Directions for this task:
Everything in the data should be repeated exactly, save for the images.

Exercise inputs:
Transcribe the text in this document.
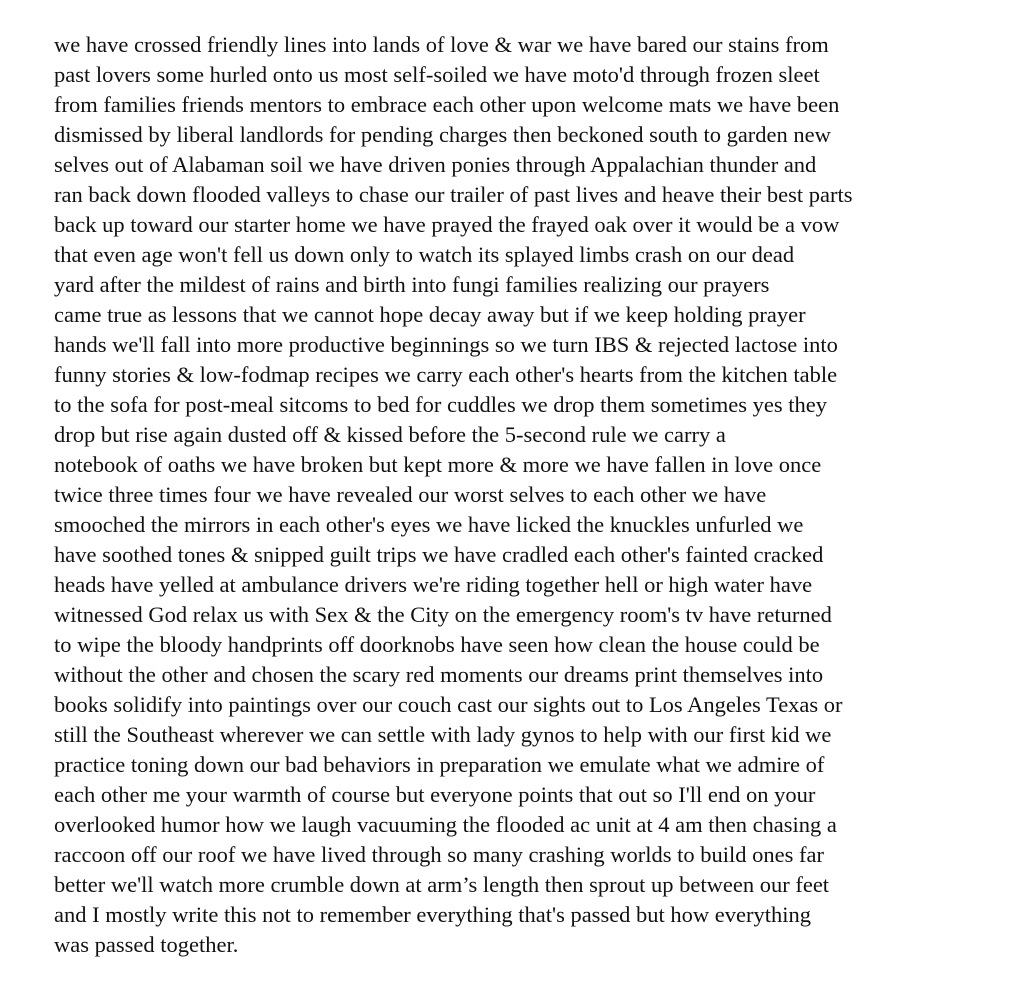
we have crossed friendly lines into lands of love & war we have bared our stains from
past lovers some hurled onto us most self-soiled we have moto'd through frozen sleet
from families friends mentors to embrace each other upon welcome mats we have been
dismissed by liberal landlords for pending charges then beckoned south to garden new
selves out of Alabaman soil we have driven ponies through Appalachian thunder and
ran back down flooded valleys to chase our trailer of past lives and heave their best parts
back up toward our starter home we have prayed the frayed oak over it would be a vow
that even age won't fell us down only to watch its splayed limbs crash on our dead
yard after the mildest of rains and birth into fungi families realizing our prayers
came true as lessons that we cannot hope decay away but if we keep holding prayer
hands we'll fall into more productive beginnings so we turn IBS & rejected lactose into
funny stories & low-fodmap recipes we carry each other's hearts from the kitchen table
to the sofa for post-meal sitcoms to bed for cuddles we drop them sometimes yes they
drop but rise again dusted off & kissed before the 5-second rule we carry a
notebook of oaths we have broken but kept more & more we have fallen in love once
twice three times four we have revealed our worst selves to each other we have
smooched the mirrors in each other's eyes we have licked the knuckles unfurled we
have soothed tones & snipped guilt trips we have cradled each other's fainted cracked
heads have yelled at ambulance drivers we're riding together hell or high water have
witnessed God relax us with Sex & the City on the emergency room's tv have returned
to wipe the bloody handprints off doorknobs have seen how clean the house could be
without the other and chosen the scary red moments our dreams print themselves into
books solidify into paintings over our couch cast our sights out to Los Angeles Texas or
still the Southeast wherever we can settle with lady gynos to help with our first kid we
practice toning down our bad behaviors in preparation we emulate what we admire of
each other me your warmth of course but everyone points that out so I'll end on your
overlooked humor how we laugh vacuuming the flooded ac unit at 4 am then chasing a
raccoon off our roof we have lived through so many crashing worlds to build ones far
better we'll watch more crumble down at arm’s length then sprout up between our feet
and I mostly write this not to remember everything that's passed but how everything
was passed together.
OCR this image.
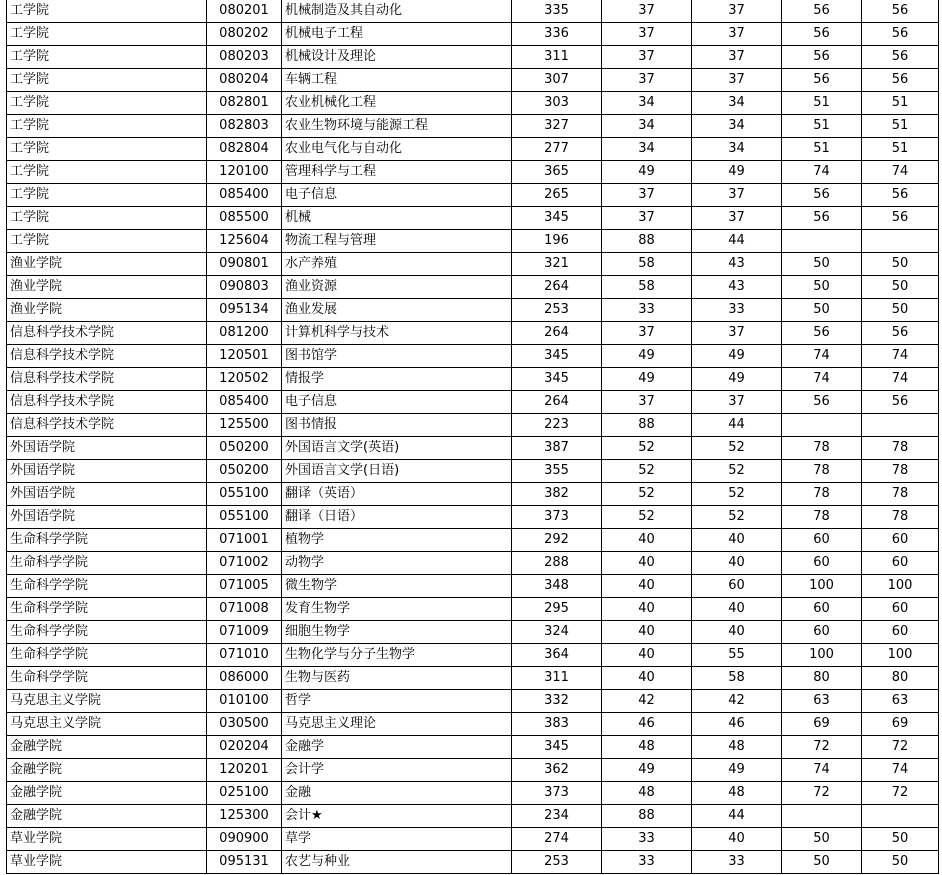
工学院	080201	机械制造及其自动化	335	37	37	56	56
工学院	080202	机械电子工程	336	37	37	56	56
工学院	080203	机械设计及理论	311	37	37	56	56
工学院	080204	车辆工程	307	37	37	56	56
工学院	082801	农业机械化工程	303	34	34	51	51
工学院	082803	农业生物环境与能源工程	327	34	34	51	51
工学院	082804	农业电气化与自动化	277	34	34	51	51
工学院	120100	管理科学与工程	365	49	49	74	74
工学院	085400	电子信息	265	37	37	56	56
工学院	085500	机械	345	37	37	56	56
工学院	125604	物流工程与管理	196	88	44		
渔业学院	090801	水产养殖	321	58	43	50	50
渔业学院	090803	渔业资源	264	58	43	50	50
渔业学院	095134	渔业发展	253	33	33	50	50
信息科学技术学院	081200	计算机科学与技术	264	37	37	56	56
信息科学技术学院	120501	图书馆学	345	49	49	74	74
信息科学技术学院	120502	情报学	345	49	49	74	74
信息科学技术学院	085400	电子信息	264	37	37	56	56
信息科学技术学院	125500	图书情报	223	88	44		
外国语学院	050200	外国语言文学(英语)	387	52	52	78	78
外国语学院	050200	外国语言文学(日语)	355	52	52	78	78
外国语学院	055100	翻译（英语）	382	52	52	78	78
外国语学院	055100	翻译（日语）	373	52	52	78	78
生命科学学院	071001	植物学	292	40	40	60	60
生命科学学院	071002	动物学	288	40	40	60	60
生命科学学院	071005	微生物学	348	40	60	100	100
生命科学学院	071008	发育生物学	295	40	40	60	60
生命科学学院	071009	细胞生物学	324	40	40	60	60
生命科学学院	071010	生物化学与分子生物学	364	40	55	100	100
生命科学学院	086000	生物与医药	311	40	58	80	80
马克思主义学院	010100	哲学	332	42	42	63	63
马克思主义学院	030500	马克思主义理论	383	46	46	69	69
金融学院	020204	金融学	345	48	48	72	72
金融学院	120201	会计学	362	49	49	74	74
金融学院	025100	金融	373	48	48	72	72
金融学院	125300	会计★	234	88	44		
草业学院	090900	草学	274	33	40	50	50
草业学院	095131	农艺与种业	253	33	33	50	50
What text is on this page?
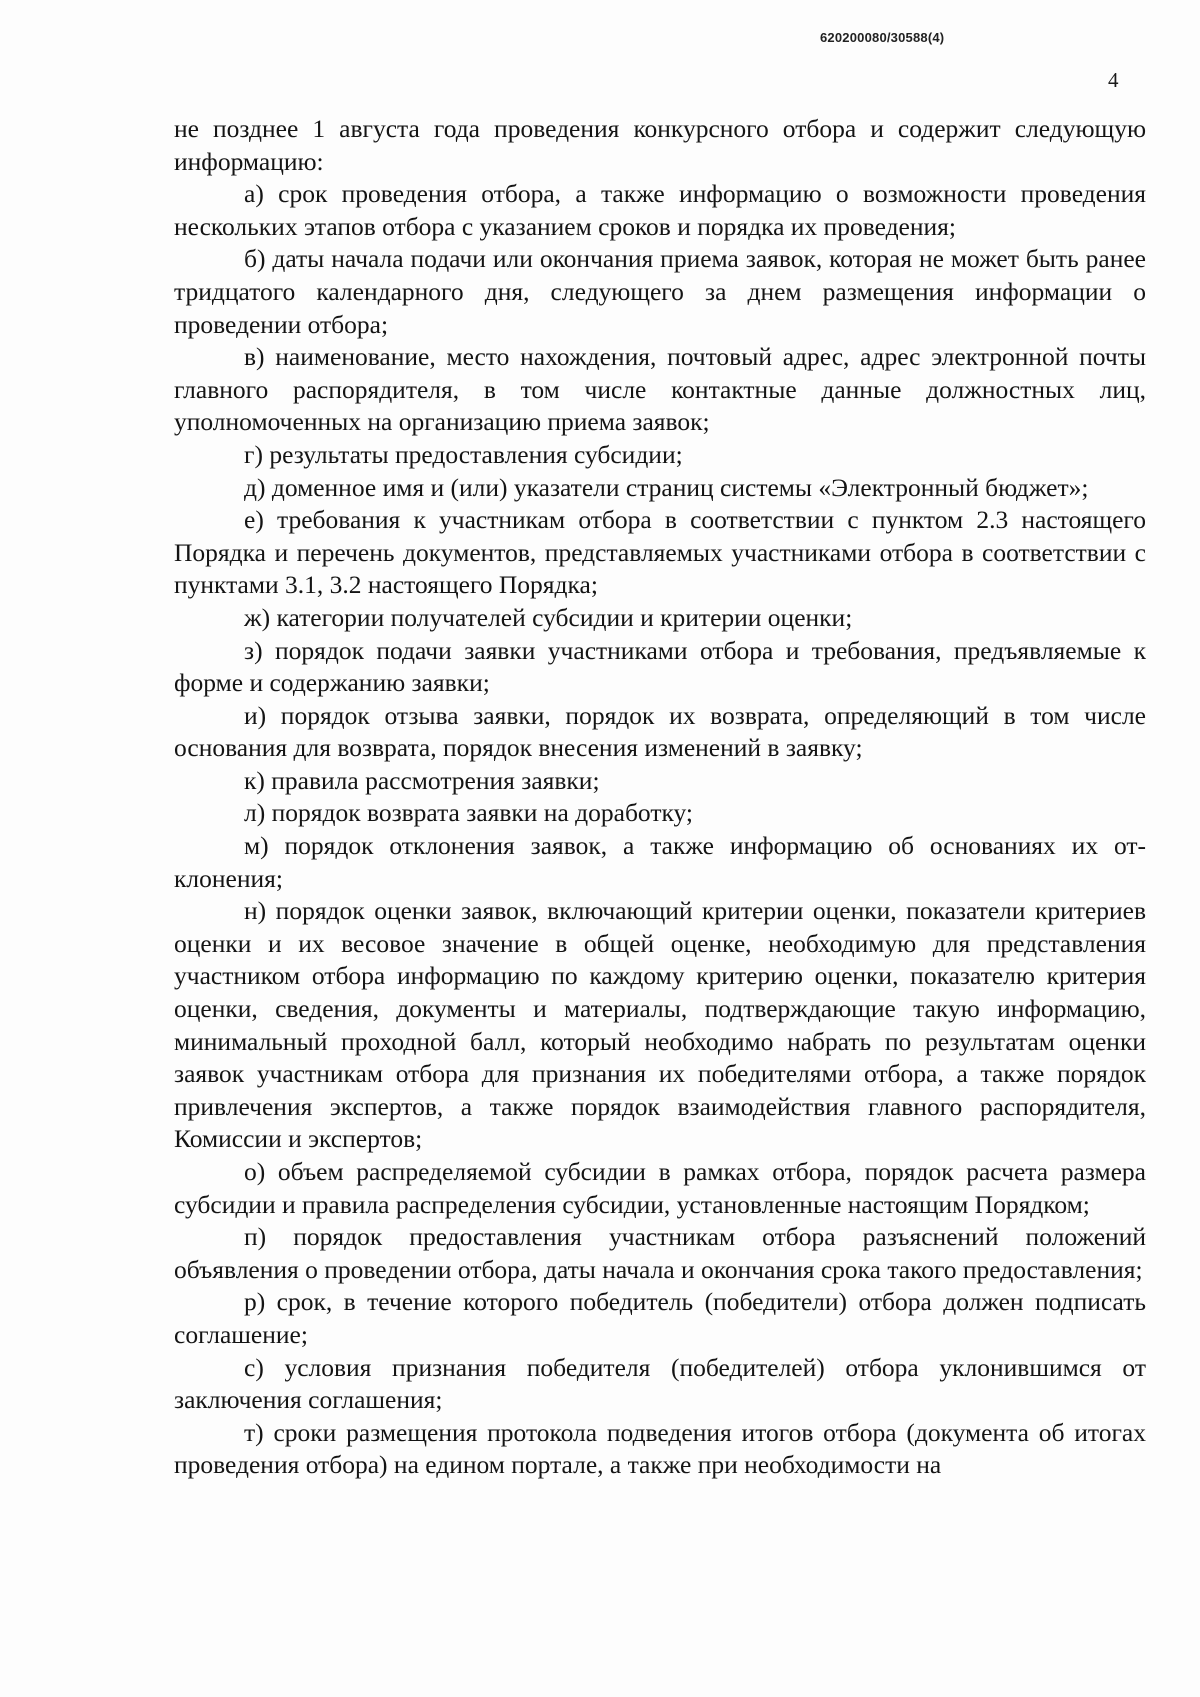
620200080/30588(4)
4

не позднее 1 августа года проведения конкурсного отбора и содержит следующую информацию:

а) срок проведения отбора, а также информацию о возможности проведения нескольких этапов отбора с указанием сроков и порядка их проведения;

б) даты начала подачи или окончания приема заявок, которая не может быть ранее тридцатого календарного дня, следующего за днем размещения информации о проведении отбора;

в) наименование, место нахождения, почтовый адрес, адрес электронной почты главного распорядителя, в том числе контактные данные должностных лиц, уполномоченных на организацию приема заявок;

г) результаты предоставления субсидии;

д) доменное имя и (или) указатели страниц системы «Электронный бюджет»;

е) требования к участникам отбора в соответствии с пунктом 2.3 настоящего Порядка и перечень документов, представляемых участниками отбора в соответствии с пунктами 3.1, 3.2 настоящего Порядка;

ж) категории получателей субсидии и критерии оценки;

з) порядок подачи заявки участниками отбора и требования, предъявляемые к форме и содержанию заявки;

и) порядок отзыва заявки, порядок их возврата, определяющий в том числе основания для возврата, порядок внесения изменений в заявку;

к) правила рассмотрения заявки;

л) порядок возврата заявки на доработку;

м) порядок отклонения заявок, а также информацию об основаниях их отклонения;

н) порядок оценки заявок, включающий критерии оценки, показатели критериев оценки и их весовое значение в общей оценке, необходимую для представления участником отбора информацию по каждому критерию оценки, показателю критерия оценки, сведения, документы и материалы, подтверждающие такую информацию, минимальный проходной балл, который необходимо набрать по результатам оценки заявок участникам отбора для признания их победителями отбора, а также порядок привлечения экспертов, а также порядок взаимодействия главного распорядителя, Комиссии и экспертов;

о) объем распределяемой субсидии в рамках отбора, порядок расчета размера субсидии и правила распределения субсидии, установленные настоящим Порядком;

п) порядок предоставления участникам отбора разъяснений положений объявления о проведении отбора, даты начала и окончания срока такого предоставления;

р) срок, в течение которого победитель (победители) отбора должен подписать соглашение;

с) условия признания победителя (победителей) отбора уклонившимся от заключения соглашения;

т) сроки размещения протокола подведения итогов отбора (документа об итогах проведения отбора) на едином портале, а также при необходимости на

Answer to the problem:
Transcribe the text in this document.
we have crossed friendly lines into lands of love & war we have bared our stains from
past lovers some hurled onto us most self-soiled we have moto'd through frozen sleet
from families friends mentors to embrace each other upon welcome mats we have been
dismissed by liberal landlords for pending charges then beckoned south to garden new
selves out of Alabaman soil we have driven ponies through Appalachian thunder and
ran back down flooded valleys to chase our trailer of past lives and heave their best parts
back up toward our starter home we have prayed the frayed oak over it would be a vow
that even age won't fell us down only to watch its splayed limbs crash on our dead
yard after the mildest of rains and birth into fungi families realizing our prayers
came true as lessons that we cannot hope decay away but if we keep holding prayer
hands we'll fall into more productive beginnings so we turn IBS & rejected lactose into
funny stories & low-fodmap recipes we carry each other's hearts from the kitchen table
to the sofa for post-meal sitcoms to bed for cuddles we drop them sometimes yes they
drop but rise again dusted off & kissed before the 5-second rule we carry a
notebook of oaths we have broken but kept more & more we have fallen in love once
twice three times four we have revealed our worst selves to each other we have
smooched the mirrors in each other's eyes we have licked the knuckles unfurled we
have soothed tones & snipped guilt trips we have cradled each other's fainted cracked
heads have yelled at ambulance drivers we're riding together hell or high water have
witnessed God relax us with Sex & the City on the emergency room's tv have returned
to wipe the bloody handprints off doorknobs have seen how clean the house could be
without the other and chosen the scary red moments our dreams print themselves into
books solidify into paintings over our couch cast our sights out to Los Angeles Texas or
still the Southeast wherever we can settle with lady gynos to help with our first kid we
practice toning down our bad behaviors in preparation we emulate what we admire of
each other me your warmth of course but everyone points that out so I'll end on your
overlooked humor how we laugh vacuuming the flooded ac unit at 4 am then chasing a
raccoon off our roof we have lived through so many crashing worlds to build ones far
better we'll watch more crumble down at arm’s length then sprout up between our feet
and I mostly write this not to remember everything that's passed but how everything
was passed together.
OCR this image.
工学院	080201	机械制造及其自动化	335	37	37	56	56
工学院	080202	机械电子工程	336	37	37	56	56
工学院	080203	机械设计及理论	311	37	37	56	56
工学院	080204	车辆工程	307	37	37	56	56
工学院	082801	农业机械化工程	303	34	34	51	51
工学院	082803	农业生物环境与能源工程	327	34	34	51	51
工学院	082804	农业电气化与自动化	277	34	34	51	51
工学院	120100	管理科学与工程	365	49	49	74	74
工学院	085400	电子信息	265	37	37	56	56
工学院	085500	机械	345	37	37	56	56
工学院	125604	物流工程与管理	196	88	44		
渔业学院	090801	水产养殖	321	58	43	50	50
渔业学院	090803	渔业资源	264	58	43	50	50
渔业学院	095134	渔业发展	253	33	33	50	50
信息科学技术学院	081200	计算机科学与技术	264	37	37	56	56
信息科学技术学院	120501	图书馆学	345	49	49	74	74
信息科学技术学院	120502	情报学	345	49	49	74	74
信息科学技术学院	085400	电子信息	264	37	37	56	56
信息科学技术学院	125500	图书情报	223	88	44		
外国语学院	050200	外国语言文学(英语)	387	52	52	78	78
外国语学院	050200	外国语言文学(日语)	355	52	52	78	78
外国语学院	055100	翻译（英语）	382	52	52	78	78
外国语学院	055100	翻译（日语）	373	52	52	78	78
生命科学学院	071001	植物学	292	40	40	60	60
生命科学学院	071002	动物学	288	40	40	60	60
生命科学学院	071005	微生物学	348	40	60	100	100
生命科学学院	071008	发育生物学	295	40	40	60	60
生命科学学院	071009	细胞生物学	324	40	40	60	60
生命科学学院	071010	生物化学与分子生物学	364	40	55	100	100
生命科学学院	086000	生物与医药	311	40	58	80	80
马克思主义学院	010100	哲学	332	42	42	63	63
马克思主义学院	030500	马克思主义理论	383	46	46	69	69
金融学院	020204	金融学	345	48	48	72	72
金融学院	120201	会计学	362	49	49	74	74
金融学院	025100	金融	373	48	48	72	72
金融学院	125300	会计★	234	88	44		
草业学院	090900	草学	274	33	40	50	50
草业学院	095131	农艺与种业	253	33	33	50	50
What text is on this page?
620200080/30588(4)
4

не позднее 1 августа года проведения конкурсного отбора и содержит следующую информацию:

а) срок проведения отбора, а также информацию о возможности проведения нескольких этапов отбора с указанием сроков и порядка их проведения;

б) даты начала подачи или окончания приема заявок, которая не может быть ранее тридцатого календарного дня, следующего за днем размещения информации о проведении отбора;

в) наименование, место нахождения, почтовый адрес, адрес электронной почты главного распорядителя, в том числе контактные данные должностных лиц, уполномоченных на организацию приема заявок;

г) результаты предоставления субсидии;

д) доменное имя и (или) указатели страниц системы «Электронный бюджет»;

е) требования к участникам отбора в соответствии с пунктом 2.3 настоящего Порядка и перечень документов, представляемых участниками отбора в соответствии с пунктами 3.1, 3.2 настоящего Порядка;

ж) категории получателей субсидии и критерии оценки;

з) порядок подачи заявки участниками отбора и требования, предъявляемые к форме и содержанию заявки;

и) порядок отзыва заявки, порядок их возврата, определяющий в том числе основания для возврата, порядок внесения изменений в заявку;

к) правила рассмотрения заявки;

л) порядок возврата заявки на доработку;

м) порядок отклонения заявок, а также информацию об основаниях их отклонения;

н) порядок оценки заявок, включающий критерии оценки, показатели критериев оценки и их весовое значение в общей оценке, необходимую для представления участником отбора информацию по каждому критерию оценки, показателю критерия оценки, сведения, документы и материалы, подтверждающие такую информацию, минимальный проходной балл, который необходимо набрать по результатам оценки заявок участникам отбора для признания их победителями отбора, а также порядок привлечения экспертов, а также порядок взаимодействия главного распорядителя, Комиссии и экспертов;

о) объем распределяемой субсидии в рамках отбора, порядок расчета размера субсидии и правила распределения субсидии, установленные настоящим Порядком;

п) порядок предоставления участникам отбора разъяснений положений объявления о проведении отбора, даты начала и окончания срока такого предоставления;

р) срок, в течение которого победитель (победители) отбора должен подписать соглашение;

с) условия признания победителя (победителей) отбора уклонившимся от заключения соглашения;

т) сроки размещения протокола подведения итогов отбора (документа об итогах проведения отбора) на едином портале, а также при необходимости на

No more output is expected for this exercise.